(Brief): Reproduce every one of the following records line for line, with no alterations.

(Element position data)
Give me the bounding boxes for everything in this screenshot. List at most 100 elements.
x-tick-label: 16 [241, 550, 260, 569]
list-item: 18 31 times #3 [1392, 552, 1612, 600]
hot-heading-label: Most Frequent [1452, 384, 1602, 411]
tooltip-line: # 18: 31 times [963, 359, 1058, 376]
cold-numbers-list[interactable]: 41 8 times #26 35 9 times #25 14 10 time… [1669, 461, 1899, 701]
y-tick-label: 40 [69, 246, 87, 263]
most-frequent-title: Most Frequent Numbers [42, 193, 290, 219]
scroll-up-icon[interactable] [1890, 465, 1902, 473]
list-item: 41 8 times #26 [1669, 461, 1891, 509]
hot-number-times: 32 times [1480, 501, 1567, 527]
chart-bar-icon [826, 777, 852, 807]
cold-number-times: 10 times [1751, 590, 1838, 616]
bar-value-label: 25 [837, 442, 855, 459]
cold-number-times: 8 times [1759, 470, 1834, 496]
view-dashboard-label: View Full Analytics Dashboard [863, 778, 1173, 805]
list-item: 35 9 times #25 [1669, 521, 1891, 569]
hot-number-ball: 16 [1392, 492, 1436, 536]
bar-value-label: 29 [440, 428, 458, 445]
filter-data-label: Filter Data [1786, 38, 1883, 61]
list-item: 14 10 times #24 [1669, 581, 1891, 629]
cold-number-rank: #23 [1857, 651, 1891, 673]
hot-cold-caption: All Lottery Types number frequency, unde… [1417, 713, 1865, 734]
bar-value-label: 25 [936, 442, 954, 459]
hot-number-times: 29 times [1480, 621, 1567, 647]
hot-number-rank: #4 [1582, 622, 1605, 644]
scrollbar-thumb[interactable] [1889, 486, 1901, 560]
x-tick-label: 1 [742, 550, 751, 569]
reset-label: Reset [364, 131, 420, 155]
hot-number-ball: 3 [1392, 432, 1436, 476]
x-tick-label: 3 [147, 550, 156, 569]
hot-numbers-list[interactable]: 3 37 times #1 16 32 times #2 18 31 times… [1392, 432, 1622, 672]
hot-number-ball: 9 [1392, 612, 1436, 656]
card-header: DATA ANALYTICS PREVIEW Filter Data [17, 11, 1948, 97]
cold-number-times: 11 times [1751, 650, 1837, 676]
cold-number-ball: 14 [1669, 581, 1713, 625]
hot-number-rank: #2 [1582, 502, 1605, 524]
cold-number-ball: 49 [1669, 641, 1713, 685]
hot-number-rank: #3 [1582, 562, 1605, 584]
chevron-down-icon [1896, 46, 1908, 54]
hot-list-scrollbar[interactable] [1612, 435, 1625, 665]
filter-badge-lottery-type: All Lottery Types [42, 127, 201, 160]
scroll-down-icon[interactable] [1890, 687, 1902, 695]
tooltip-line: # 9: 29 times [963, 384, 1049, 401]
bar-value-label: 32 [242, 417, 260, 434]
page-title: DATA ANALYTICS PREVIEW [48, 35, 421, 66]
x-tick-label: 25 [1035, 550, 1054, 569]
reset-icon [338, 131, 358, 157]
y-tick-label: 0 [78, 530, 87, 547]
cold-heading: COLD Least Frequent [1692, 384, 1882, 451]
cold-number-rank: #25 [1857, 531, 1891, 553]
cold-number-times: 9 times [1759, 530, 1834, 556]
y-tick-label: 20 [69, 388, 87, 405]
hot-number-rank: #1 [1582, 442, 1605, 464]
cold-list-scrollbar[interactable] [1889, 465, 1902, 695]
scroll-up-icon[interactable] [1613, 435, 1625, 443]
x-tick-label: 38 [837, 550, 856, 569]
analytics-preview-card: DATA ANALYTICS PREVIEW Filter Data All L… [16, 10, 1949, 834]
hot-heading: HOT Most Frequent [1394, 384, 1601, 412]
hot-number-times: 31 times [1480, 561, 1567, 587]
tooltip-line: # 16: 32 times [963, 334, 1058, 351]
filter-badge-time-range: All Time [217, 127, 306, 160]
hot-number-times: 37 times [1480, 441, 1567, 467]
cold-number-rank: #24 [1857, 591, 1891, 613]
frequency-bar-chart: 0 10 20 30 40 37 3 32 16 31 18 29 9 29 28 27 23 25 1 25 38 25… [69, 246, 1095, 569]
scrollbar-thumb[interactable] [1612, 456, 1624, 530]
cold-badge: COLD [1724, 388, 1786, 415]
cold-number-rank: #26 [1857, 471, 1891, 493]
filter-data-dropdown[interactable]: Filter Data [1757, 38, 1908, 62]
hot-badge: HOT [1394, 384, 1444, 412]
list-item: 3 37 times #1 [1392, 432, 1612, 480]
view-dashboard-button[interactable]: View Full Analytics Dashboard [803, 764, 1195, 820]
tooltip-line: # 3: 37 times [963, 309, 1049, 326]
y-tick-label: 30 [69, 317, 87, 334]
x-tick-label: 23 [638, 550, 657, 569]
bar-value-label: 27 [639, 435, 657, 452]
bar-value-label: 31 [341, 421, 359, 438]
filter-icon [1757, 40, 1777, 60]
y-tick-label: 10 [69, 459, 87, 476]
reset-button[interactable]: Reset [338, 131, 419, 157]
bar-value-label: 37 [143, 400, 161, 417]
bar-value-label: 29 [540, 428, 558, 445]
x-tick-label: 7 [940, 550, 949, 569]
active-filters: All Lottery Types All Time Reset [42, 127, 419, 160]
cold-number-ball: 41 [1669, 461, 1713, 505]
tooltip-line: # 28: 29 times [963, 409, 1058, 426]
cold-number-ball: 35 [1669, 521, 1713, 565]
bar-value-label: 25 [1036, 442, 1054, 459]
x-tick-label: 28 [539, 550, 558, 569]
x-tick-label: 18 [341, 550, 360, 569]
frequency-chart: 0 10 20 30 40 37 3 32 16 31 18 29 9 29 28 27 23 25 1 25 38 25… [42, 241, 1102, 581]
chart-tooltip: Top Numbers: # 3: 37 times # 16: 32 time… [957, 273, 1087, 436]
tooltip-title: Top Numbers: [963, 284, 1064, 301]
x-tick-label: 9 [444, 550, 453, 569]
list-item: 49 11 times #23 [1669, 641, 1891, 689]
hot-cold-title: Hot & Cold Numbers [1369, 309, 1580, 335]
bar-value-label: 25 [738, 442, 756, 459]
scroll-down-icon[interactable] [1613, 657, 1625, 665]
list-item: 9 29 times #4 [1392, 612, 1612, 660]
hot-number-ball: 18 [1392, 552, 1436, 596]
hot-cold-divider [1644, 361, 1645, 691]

(Solved exercise):
Give me the bounding boxes for everything in this screenshot. List at most 100 elements.
x-tick-label: 16 [241, 550, 260, 569]
list-item: 18 31 times #3 [1392, 552, 1612, 600]
hot-heading-label: Most Frequent [1452, 384, 1602, 411]
tooltip-line: # 18: 31 times [963, 359, 1058, 376]
cold-numbers-list[interactable]: 41 8 times #26 35 9 times #25 14 10 time… [1669, 461, 1899, 701]
y-tick-label: 40 [69, 246, 87, 263]
most-frequent-title: Most Frequent Numbers [42, 193, 290, 219]
scroll-up-icon[interactable] [1890, 465, 1902, 473]
list-item: 41 8 times #26 [1669, 461, 1891, 509]
hot-number-times: 32 times [1480, 501, 1567, 527]
chart-bar-icon [826, 777, 852, 807]
cold-number-times: 10 times [1751, 590, 1838, 616]
bar-value-label: 25 [837, 442, 855, 459]
cold-number-times: 8 times [1759, 470, 1834, 496]
view-dashboard-label: View Full Analytics Dashboard [863, 778, 1173, 805]
list-item: 35 9 times #25 [1669, 521, 1891, 569]
hot-number-ball: 16 [1392, 492, 1436, 536]
bar-value-label: 29 [440, 428, 458, 445]
filter-data-label: Filter Data [1786, 38, 1883, 61]
list-item: 14 10 times #24 [1669, 581, 1891, 629]
cold-number-rank: #23 [1857, 651, 1891, 673]
hot-cold-caption: All Lottery Types number frequency, unde… [1417, 713, 1865, 734]
bar-value-label: 25 [936, 442, 954, 459]
hot-number-times: 29 times [1480, 621, 1567, 647]
hot-number-rank: #4 [1582, 622, 1605, 644]
scrollbar-thumb[interactable] [1889, 486, 1901, 560]
x-tick-label: 1 [742, 550, 751, 569]
reset-label: Reset [364, 131, 420, 155]
hot-number-ball: 3 [1392, 432, 1436, 476]
x-tick-label: 3 [147, 550, 156, 569]
hot-numbers-list[interactable]: 3 37 times #1 16 32 times #2 18 31 times… [1392, 432, 1622, 672]
hot-number-ball: 9 [1392, 612, 1436, 656]
card-header: DATA ANALYTICS PREVIEW Filter Data [17, 11, 1948, 97]
cold-number-times: 11 times [1751, 650, 1837, 676]
cold-number-ball: 14 [1669, 581, 1713, 625]
hot-number-rank: #2 [1582, 502, 1605, 524]
cold-number-ball: 49 [1669, 641, 1713, 685]
hot-number-rank: #3 [1582, 562, 1605, 584]
chevron-down-icon [1896, 46, 1908, 54]
hot-list-scrollbar[interactable] [1612, 435, 1625, 665]
filter-badge-lottery-type: All Lottery Types [42, 127, 201, 160]
scroll-down-icon[interactable] [1890, 687, 1902, 695]
tooltip-line: # 9: 29 times [963, 384, 1049, 401]
bar-value-label: 32 [242, 417, 260, 434]
page-title: DATA ANALYTICS PREVIEW [48, 35, 421, 66]
x-tick-label: 25 [1035, 550, 1054, 569]
reset-icon [338, 131, 358, 157]
y-tick-label: 0 [78, 530, 87, 547]
cold-heading: COLD Least Frequent [1692, 384, 1882, 451]
cold-number-rank: #25 [1857, 531, 1891, 553]
cold-number-times: 9 times [1759, 530, 1834, 556]
y-tick-label: 20 [69, 388, 87, 405]
hot-number-rank: #1 [1582, 442, 1605, 464]
cold-list-scrollbar[interactable] [1889, 465, 1902, 695]
scroll-up-icon[interactable] [1613, 435, 1625, 443]
x-tick-label: 38 [837, 550, 856, 569]
analytics-preview-card: DATA ANALYTICS PREVIEW Filter Data All L… [16, 10, 1949, 834]
hot-heading: HOT Most Frequent [1394, 384, 1601, 412]
hot-number-times: 31 times [1480, 561, 1567, 587]
tooltip-line: # 16: 32 times [963, 334, 1058, 351]
filter-badge-time-range: All Time [217, 127, 306, 160]
hot-number-times: 37 times [1480, 441, 1567, 467]
cold-number-rank: #24 [1857, 591, 1891, 613]
frequency-bar-chart: 0 10 20 30 40 37 3 32 16 31 18 29 9 29 28 27 23 25 1 25 38 25… [69, 246, 1095, 569]
scrollbar-thumb[interactable] [1612, 456, 1624, 530]
cold-badge: COLD [1724, 388, 1786, 415]
cold-number-rank: #26 [1857, 471, 1891, 493]
filter-data-dropdown[interactable]: Filter Data [1757, 38, 1908, 62]
hot-badge: HOT [1394, 384, 1444, 412]
list-item: 3 37 times #1 [1392, 432, 1612, 480]
view-dashboard-button[interactable]: View Full Analytics Dashboard [803, 764, 1195, 820]
tooltip-line: # 3: 37 times [963, 309, 1049, 326]
y-tick-label: 30 [69, 317, 87, 334]
x-tick-label: 23 [638, 550, 657, 569]
bar-value-label: 27 [639, 435, 657, 452]
bar-value-label: 31 [341, 421, 359, 438]
filter-icon [1757, 40, 1777, 60]
y-tick-label: 10 [69, 459, 87, 476]
reset-button[interactable]: Reset [338, 131, 419, 157]
bar-value-label: 37 [143, 400, 161, 417]
bar-value-label: 29 [540, 428, 558, 445]
x-tick-label: 7 [940, 550, 949, 569]
active-filters: All Lottery Types All Time Reset [42, 127, 419, 160]
cold-number-ball: 41 [1669, 461, 1713, 505]
tooltip-line: # 28: 29 times [963, 409, 1058, 426]
cold-number-ball: 35 [1669, 521, 1713, 565]
bar-value-label: 25 [1036, 442, 1054, 459]
x-tick-label: 28 [539, 550, 558, 569]
x-tick-label: 18 [341, 550, 360, 569]
frequency-chart: 0 10 20 30 40 37 3 32 16 31 18 29 9 29 28 27 23 25 1 25 38 25… [42, 241, 1102, 581]
chart-tooltip: Top Numbers: # 3: 37 times # 16: 32 time… [957, 273, 1087, 436]
tooltip-title: Top Numbers: [963, 284, 1064, 301]
x-tick-label: 9 [444, 550, 453, 569]
list-item: 49 11 times #23 [1669, 641, 1891, 689]
hot-cold-title: Hot & Cold Numbers [1369, 309, 1580, 335]
bar-value-label: 25 [738, 442, 756, 459]
scroll-down-icon[interactable] [1613, 657, 1625, 665]
list-item: 9 29 times #4 [1392, 612, 1612, 660]
hot-number-ball: 18 [1392, 552, 1436, 596]
hot-cold-divider [1644, 361, 1645, 691]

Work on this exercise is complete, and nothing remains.